§ **EXERCISE**
Only the number is wanted: how many lines of the data contain "putsbox"?

§ **TASK INPUTS**
*****
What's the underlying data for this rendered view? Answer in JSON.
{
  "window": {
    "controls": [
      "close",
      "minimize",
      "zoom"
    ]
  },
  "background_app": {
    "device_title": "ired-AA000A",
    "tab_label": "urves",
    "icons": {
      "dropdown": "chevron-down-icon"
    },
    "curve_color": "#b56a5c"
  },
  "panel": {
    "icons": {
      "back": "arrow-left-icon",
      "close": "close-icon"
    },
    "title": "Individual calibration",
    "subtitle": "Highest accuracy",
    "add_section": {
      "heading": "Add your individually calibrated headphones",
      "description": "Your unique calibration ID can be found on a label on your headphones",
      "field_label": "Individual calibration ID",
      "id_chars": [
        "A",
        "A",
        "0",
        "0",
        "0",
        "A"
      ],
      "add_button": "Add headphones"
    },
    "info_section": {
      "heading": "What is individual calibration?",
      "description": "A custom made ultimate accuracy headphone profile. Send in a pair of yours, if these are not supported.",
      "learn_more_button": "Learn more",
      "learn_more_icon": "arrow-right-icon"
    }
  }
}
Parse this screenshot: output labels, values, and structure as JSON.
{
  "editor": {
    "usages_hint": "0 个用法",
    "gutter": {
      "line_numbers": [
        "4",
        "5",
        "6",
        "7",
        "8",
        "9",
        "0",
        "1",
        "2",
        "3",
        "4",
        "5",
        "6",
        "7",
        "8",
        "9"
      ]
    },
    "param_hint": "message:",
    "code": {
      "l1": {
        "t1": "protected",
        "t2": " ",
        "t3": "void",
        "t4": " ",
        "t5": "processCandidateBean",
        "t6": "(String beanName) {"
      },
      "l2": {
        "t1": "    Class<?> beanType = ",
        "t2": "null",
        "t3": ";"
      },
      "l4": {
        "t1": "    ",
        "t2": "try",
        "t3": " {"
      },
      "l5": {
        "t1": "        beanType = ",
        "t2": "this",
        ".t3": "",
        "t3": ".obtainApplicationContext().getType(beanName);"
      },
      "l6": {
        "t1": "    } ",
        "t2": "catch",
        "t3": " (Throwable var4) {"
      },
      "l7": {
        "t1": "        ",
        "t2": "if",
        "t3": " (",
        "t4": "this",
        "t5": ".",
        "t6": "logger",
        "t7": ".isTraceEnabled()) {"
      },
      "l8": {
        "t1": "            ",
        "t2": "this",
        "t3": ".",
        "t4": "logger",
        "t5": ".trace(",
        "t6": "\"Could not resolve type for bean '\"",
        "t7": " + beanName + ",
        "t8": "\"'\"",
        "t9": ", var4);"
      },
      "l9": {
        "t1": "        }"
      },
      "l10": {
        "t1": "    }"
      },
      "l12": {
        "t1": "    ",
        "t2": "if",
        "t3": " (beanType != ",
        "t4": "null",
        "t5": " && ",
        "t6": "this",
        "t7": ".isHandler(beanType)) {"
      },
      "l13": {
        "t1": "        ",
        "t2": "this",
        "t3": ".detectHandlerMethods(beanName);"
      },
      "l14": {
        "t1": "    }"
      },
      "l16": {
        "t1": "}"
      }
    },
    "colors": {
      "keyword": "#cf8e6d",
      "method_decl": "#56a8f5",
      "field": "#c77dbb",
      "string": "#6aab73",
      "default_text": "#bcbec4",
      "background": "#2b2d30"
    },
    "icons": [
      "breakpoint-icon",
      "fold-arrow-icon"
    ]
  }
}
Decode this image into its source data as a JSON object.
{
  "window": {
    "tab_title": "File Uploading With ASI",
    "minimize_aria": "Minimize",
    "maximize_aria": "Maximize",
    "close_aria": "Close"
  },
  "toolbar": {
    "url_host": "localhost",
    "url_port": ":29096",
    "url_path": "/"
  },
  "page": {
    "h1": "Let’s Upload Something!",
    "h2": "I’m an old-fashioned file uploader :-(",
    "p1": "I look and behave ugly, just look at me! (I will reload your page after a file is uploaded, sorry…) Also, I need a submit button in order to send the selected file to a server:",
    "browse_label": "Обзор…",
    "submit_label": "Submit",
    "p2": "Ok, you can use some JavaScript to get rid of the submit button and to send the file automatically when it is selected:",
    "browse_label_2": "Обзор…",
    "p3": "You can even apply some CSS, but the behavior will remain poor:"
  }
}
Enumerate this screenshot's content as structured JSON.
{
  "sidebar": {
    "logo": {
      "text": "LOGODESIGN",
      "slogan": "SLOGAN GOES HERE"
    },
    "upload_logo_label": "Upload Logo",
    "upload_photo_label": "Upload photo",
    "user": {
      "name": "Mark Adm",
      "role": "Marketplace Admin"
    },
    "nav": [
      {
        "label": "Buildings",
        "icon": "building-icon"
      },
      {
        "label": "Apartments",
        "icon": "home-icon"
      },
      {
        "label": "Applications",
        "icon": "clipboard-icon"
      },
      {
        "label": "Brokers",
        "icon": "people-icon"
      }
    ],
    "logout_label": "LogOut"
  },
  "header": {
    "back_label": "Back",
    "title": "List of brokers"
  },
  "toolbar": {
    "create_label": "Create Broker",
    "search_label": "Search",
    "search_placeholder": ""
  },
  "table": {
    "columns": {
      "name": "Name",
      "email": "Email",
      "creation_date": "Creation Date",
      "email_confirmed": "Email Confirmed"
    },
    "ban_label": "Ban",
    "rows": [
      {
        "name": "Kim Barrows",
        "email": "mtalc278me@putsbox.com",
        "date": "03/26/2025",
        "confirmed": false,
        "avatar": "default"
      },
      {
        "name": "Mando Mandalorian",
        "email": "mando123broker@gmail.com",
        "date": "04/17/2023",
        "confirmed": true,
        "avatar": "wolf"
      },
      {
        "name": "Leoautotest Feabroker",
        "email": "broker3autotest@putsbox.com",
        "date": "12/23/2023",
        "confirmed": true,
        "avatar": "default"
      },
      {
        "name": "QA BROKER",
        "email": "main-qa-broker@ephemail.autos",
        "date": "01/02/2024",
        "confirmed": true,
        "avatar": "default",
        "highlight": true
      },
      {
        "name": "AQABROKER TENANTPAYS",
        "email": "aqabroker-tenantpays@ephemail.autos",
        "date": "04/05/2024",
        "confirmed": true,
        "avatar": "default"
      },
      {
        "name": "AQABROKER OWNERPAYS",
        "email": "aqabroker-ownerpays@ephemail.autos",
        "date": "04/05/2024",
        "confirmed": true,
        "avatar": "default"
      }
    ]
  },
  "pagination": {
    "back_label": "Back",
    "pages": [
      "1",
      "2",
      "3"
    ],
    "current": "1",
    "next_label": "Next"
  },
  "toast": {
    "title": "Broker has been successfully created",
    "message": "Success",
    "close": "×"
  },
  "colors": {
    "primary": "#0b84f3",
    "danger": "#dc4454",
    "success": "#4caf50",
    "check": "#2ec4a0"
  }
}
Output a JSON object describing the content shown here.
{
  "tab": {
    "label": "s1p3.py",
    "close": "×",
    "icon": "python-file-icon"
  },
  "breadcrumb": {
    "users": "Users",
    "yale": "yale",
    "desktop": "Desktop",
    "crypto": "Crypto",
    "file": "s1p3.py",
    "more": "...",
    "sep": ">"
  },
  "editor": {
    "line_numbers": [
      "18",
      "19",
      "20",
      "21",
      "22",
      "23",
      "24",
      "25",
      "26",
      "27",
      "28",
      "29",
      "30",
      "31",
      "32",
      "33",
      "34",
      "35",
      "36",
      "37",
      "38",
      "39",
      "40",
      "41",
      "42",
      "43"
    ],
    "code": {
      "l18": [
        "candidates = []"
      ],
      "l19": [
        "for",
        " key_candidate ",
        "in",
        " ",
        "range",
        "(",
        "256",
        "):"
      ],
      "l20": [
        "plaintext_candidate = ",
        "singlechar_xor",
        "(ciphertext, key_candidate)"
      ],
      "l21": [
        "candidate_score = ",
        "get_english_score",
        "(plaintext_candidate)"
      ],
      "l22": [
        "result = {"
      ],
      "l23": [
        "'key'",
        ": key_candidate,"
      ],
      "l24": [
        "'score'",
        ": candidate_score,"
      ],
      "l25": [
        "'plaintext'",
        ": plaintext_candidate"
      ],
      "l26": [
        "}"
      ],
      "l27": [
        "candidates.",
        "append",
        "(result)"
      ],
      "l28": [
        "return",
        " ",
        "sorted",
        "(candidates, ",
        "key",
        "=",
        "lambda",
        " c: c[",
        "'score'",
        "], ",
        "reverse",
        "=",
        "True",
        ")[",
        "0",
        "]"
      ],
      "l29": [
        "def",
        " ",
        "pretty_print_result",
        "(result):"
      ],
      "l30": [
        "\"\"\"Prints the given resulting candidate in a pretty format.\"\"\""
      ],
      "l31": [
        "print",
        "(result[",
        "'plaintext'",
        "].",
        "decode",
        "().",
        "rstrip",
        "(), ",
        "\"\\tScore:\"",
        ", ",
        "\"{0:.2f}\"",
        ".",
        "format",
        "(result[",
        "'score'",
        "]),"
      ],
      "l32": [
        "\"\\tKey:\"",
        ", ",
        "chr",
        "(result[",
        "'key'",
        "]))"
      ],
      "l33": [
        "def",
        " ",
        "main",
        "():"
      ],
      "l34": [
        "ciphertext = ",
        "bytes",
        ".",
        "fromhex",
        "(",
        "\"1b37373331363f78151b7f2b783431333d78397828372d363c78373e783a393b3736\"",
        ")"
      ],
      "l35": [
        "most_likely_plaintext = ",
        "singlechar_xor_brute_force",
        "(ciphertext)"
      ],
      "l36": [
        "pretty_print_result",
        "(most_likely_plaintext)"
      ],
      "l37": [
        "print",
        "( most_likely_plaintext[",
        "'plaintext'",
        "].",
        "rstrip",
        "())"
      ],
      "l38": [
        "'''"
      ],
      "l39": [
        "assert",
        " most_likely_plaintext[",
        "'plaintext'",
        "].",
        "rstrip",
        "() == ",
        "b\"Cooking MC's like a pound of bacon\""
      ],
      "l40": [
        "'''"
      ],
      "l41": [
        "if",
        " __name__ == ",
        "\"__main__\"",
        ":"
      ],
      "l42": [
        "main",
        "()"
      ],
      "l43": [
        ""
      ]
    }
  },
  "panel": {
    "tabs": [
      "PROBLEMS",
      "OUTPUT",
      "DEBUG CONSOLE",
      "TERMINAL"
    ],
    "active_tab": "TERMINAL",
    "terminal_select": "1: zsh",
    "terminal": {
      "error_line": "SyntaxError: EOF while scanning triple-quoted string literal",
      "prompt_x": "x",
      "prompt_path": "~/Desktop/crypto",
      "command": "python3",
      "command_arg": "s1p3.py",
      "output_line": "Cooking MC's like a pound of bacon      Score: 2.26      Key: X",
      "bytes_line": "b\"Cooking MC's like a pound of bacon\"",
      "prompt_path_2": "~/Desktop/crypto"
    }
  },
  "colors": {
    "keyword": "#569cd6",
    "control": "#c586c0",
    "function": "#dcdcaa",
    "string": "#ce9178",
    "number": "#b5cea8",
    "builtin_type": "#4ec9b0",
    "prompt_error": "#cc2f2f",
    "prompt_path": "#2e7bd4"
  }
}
*****
§ **RESPONSE TO THE TASK**
2